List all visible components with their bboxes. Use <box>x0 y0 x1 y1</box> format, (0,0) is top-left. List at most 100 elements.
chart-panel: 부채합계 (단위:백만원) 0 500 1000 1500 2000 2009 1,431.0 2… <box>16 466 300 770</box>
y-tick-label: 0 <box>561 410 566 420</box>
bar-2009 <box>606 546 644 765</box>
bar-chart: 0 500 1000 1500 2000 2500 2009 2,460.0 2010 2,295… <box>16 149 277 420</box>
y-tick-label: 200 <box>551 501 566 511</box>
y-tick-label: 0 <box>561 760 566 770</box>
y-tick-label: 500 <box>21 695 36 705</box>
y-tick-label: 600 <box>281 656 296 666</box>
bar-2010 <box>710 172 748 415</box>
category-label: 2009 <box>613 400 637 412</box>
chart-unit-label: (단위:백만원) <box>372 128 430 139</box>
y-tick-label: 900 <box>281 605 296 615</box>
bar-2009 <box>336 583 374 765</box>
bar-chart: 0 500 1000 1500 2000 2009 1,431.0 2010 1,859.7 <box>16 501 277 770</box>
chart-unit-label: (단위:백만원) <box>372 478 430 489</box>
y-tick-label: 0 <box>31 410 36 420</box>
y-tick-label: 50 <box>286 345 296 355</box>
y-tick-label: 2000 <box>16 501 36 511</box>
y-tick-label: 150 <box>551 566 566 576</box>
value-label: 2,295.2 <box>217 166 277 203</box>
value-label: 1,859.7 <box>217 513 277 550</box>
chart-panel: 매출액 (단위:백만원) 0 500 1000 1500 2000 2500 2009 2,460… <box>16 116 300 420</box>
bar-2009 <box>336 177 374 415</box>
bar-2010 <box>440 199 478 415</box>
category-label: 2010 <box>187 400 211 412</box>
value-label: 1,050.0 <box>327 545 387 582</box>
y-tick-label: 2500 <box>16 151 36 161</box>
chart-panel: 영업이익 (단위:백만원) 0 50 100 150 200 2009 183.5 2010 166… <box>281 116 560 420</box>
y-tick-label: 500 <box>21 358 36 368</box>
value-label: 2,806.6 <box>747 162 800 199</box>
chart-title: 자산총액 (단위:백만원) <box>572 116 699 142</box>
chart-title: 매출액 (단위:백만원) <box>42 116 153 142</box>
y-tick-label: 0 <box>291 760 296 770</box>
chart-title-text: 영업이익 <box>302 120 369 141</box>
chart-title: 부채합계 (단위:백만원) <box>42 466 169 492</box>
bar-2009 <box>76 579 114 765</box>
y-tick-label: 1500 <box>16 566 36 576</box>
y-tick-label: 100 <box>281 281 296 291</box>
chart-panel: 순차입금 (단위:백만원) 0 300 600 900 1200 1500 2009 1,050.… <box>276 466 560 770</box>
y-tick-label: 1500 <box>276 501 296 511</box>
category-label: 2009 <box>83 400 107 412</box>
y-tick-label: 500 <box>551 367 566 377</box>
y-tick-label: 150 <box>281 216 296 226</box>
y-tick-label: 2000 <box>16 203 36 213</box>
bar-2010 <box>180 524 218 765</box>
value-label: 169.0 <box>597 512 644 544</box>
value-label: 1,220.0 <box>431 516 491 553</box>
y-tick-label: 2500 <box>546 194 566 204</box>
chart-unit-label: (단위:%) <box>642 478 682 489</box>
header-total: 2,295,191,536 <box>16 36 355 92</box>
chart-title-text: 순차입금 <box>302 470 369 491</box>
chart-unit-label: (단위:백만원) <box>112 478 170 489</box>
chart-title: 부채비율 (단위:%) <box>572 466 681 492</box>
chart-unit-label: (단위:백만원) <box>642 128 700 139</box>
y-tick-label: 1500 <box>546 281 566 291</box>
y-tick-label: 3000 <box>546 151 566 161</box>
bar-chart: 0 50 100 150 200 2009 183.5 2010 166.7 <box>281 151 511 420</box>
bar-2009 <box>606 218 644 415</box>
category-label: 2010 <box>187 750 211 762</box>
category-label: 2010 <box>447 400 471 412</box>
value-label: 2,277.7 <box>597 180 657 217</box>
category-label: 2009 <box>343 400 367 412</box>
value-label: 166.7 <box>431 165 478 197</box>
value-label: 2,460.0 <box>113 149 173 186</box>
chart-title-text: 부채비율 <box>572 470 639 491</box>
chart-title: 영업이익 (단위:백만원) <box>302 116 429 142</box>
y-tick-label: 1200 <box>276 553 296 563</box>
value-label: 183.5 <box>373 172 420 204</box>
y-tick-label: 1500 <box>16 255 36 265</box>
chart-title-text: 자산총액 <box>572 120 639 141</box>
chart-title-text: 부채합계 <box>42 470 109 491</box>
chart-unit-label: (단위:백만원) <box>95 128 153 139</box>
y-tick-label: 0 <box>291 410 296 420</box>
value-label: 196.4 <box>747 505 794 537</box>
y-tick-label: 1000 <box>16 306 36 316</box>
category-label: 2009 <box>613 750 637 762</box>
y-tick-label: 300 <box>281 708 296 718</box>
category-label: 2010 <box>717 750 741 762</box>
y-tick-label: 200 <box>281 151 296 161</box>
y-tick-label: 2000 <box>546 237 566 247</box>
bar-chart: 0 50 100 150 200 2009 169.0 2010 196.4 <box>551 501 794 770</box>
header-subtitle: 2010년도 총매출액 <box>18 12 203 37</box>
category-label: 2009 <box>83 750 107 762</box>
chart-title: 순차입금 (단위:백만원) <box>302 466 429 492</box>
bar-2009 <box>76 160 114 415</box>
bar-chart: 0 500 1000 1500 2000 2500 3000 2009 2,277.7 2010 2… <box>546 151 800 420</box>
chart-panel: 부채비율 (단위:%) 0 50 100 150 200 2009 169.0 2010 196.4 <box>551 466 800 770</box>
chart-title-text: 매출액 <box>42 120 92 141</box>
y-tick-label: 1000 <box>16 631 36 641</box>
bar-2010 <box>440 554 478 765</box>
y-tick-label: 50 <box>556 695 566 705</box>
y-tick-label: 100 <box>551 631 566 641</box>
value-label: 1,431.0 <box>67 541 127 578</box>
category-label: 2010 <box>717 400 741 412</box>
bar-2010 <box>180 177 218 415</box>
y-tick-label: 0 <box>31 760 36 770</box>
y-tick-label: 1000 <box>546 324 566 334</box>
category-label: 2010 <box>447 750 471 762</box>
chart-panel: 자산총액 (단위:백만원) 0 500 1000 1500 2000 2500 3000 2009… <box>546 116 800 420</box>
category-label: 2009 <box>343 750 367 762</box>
☆ ☆ ☆ ☆
Rewrite the listing above, changing every "value-label" to "data-label" and keeping all other text the same.

EXERCISE OUTPUT:
List all visible components with their bboxes. Use <box>x0 y0 x1 y1</box> format, (0,0) is top-left. List at most 100 elements.
chart-panel: 부채합계 (단위:백만원) 0 500 1000 1500 2000 2009 1,431.0 2… <box>16 466 300 770</box>
y-tick-label: 0 <box>561 410 566 420</box>
bar-2009 <box>606 546 644 765</box>
bar-chart: 0 500 1000 1500 2000 2500 2009 2,460.0 2010 2,295… <box>16 149 277 420</box>
y-tick-label: 200 <box>551 501 566 511</box>
y-tick-label: 0 <box>561 760 566 770</box>
y-tick-label: 500 <box>21 695 36 705</box>
y-tick-label: 600 <box>281 656 296 666</box>
bar-2010 <box>710 172 748 415</box>
category-label: 2009 <box>613 400 637 412</box>
chart-unit-label: (단위:백만원) <box>372 128 430 139</box>
y-tick-label: 900 <box>281 605 296 615</box>
bar-2009 <box>336 583 374 765</box>
bar-chart: 0 500 1000 1500 2000 2009 1,431.0 2010 1,859.7 <box>16 501 277 770</box>
chart-unit-label: (단위:백만원) <box>372 478 430 489</box>
y-tick-label: 0 <box>31 410 36 420</box>
y-tick-label: 50 <box>286 345 296 355</box>
y-tick-label: 2000 <box>16 501 36 511</box>
y-tick-label: 150 <box>551 566 566 576</box>
data-label: 2,295.2 <box>217 166 277 203</box>
data-label: 1,859.7 <box>217 513 277 550</box>
chart-panel: 매출액 (단위:백만원) 0 500 1000 1500 2000 2500 2009 2,460… <box>16 116 300 420</box>
bar-2009 <box>336 177 374 415</box>
bar-2010 <box>440 199 478 415</box>
category-label: 2010 <box>187 400 211 412</box>
data-label: 1,050.0 <box>327 545 387 582</box>
y-tick-label: 2500 <box>16 151 36 161</box>
chart-panel: 영업이익 (단위:백만원) 0 50 100 150 200 2009 183.5 2010 166… <box>281 116 560 420</box>
y-tick-label: 500 <box>21 358 36 368</box>
data-label: 2,806.6 <box>747 162 800 199</box>
chart-title: 자산총액 (단위:백만원) <box>572 116 699 142</box>
chart-title: 매출액 (단위:백만원) <box>42 116 153 142</box>
y-tick-label: 0 <box>291 760 296 770</box>
chart-title-text: 영업이익 <box>302 120 369 141</box>
chart-title: 부채합계 (단위:백만원) <box>42 466 169 492</box>
bar-2009 <box>76 579 114 765</box>
y-tick-label: 1500 <box>16 566 36 576</box>
y-tick-label: 100 <box>281 281 296 291</box>
chart-panel: 순차입금 (단위:백만원) 0 300 600 900 1200 1500 2009 1,050.… <box>276 466 560 770</box>
y-tick-label: 1500 <box>276 501 296 511</box>
category-label: 2009 <box>83 400 107 412</box>
y-tick-label: 500 <box>551 367 566 377</box>
y-tick-label: 150 <box>281 216 296 226</box>
y-tick-label: 2000 <box>16 203 36 213</box>
bar-2010 <box>180 524 218 765</box>
data-label: 169.0 <box>597 512 644 544</box>
data-label: 1,220.0 <box>431 516 491 553</box>
y-tick-label: 2500 <box>546 194 566 204</box>
chart-unit-label: (단위:%) <box>642 478 682 489</box>
header-total: 2,295,191,536 <box>16 36 355 92</box>
chart-title-text: 순차입금 <box>302 470 369 491</box>
chart-unit-label: (단위:백만원) <box>112 478 170 489</box>
chart-title: 부채비율 (단위:%) <box>572 466 681 492</box>
chart-unit-label: (단위:백만원) <box>642 128 700 139</box>
y-tick-label: 1500 <box>546 281 566 291</box>
y-tick-label: 3000 <box>546 151 566 161</box>
bar-chart: 0 50 100 150 200 2009 183.5 2010 166.7 <box>281 151 511 420</box>
bar-2009 <box>606 218 644 415</box>
category-label: 2010 <box>187 750 211 762</box>
category-label: 2010 <box>447 400 471 412</box>
data-label: 2,277.7 <box>597 180 657 217</box>
category-label: 2009 <box>343 400 367 412</box>
data-label: 166.7 <box>431 165 478 197</box>
data-label: 2,460.0 <box>113 149 173 186</box>
chart-title-text: 부채비율 <box>572 470 639 491</box>
chart-title: 영업이익 (단위:백만원) <box>302 116 429 142</box>
y-tick-label: 1200 <box>276 553 296 563</box>
data-label: 183.5 <box>373 172 420 204</box>
y-tick-label: 1500 <box>16 255 36 265</box>
chart-title-text: 자산총액 <box>572 120 639 141</box>
chart-title-text: 부채합계 <box>42 470 109 491</box>
chart-unit-label: (단위:백만원) <box>95 128 153 139</box>
y-tick-label: 0 <box>291 410 296 420</box>
data-label: 196.4 <box>747 505 794 537</box>
y-tick-label: 1000 <box>16 306 36 316</box>
category-label: 2009 <box>613 750 637 762</box>
y-tick-label: 300 <box>281 708 296 718</box>
category-label: 2010 <box>717 750 741 762</box>
y-tick-label: 200 <box>281 151 296 161</box>
y-tick-label: 2000 <box>546 237 566 247</box>
bar-chart: 0 50 100 150 200 2009 169.0 2010 196.4 <box>551 501 794 770</box>
header-subtitle: 2010년도 총매출액 <box>18 12 203 37</box>
category-label: 2009 <box>83 750 107 762</box>
chart-title: 순차입금 (단위:백만원) <box>302 466 429 492</box>
bar-2009 <box>76 160 114 415</box>
bar-chart: 0 500 1000 1500 2000 2500 3000 2009 2,277.7 2010 2… <box>546 151 800 420</box>
chart-panel: 부채비율 (단위:%) 0 50 100 150 200 2009 169.0 2010 196.4 <box>551 466 800 770</box>
chart-title-text: 매출액 <box>42 120 92 141</box>
y-tick-label: 1000 <box>16 631 36 641</box>
bar-2010 <box>440 554 478 765</box>
y-tick-label: 50 <box>556 695 566 705</box>
y-tick-label: 100 <box>551 631 566 641</box>
data-label: 1,431.0 <box>67 541 127 578</box>
category-label: 2010 <box>717 400 741 412</box>
bar-2010 <box>180 177 218 415</box>
y-tick-label: 0 <box>31 760 36 770</box>
y-tick-label: 1000 <box>546 324 566 334</box>
category-label: 2010 <box>447 750 471 762</box>
chart-panel: 자산총액 (단위:백만원) 0 500 1000 1500 2000 2500 3000 2009… <box>546 116 800 420</box>
category-label: 2009 <box>343 750 367 762</box>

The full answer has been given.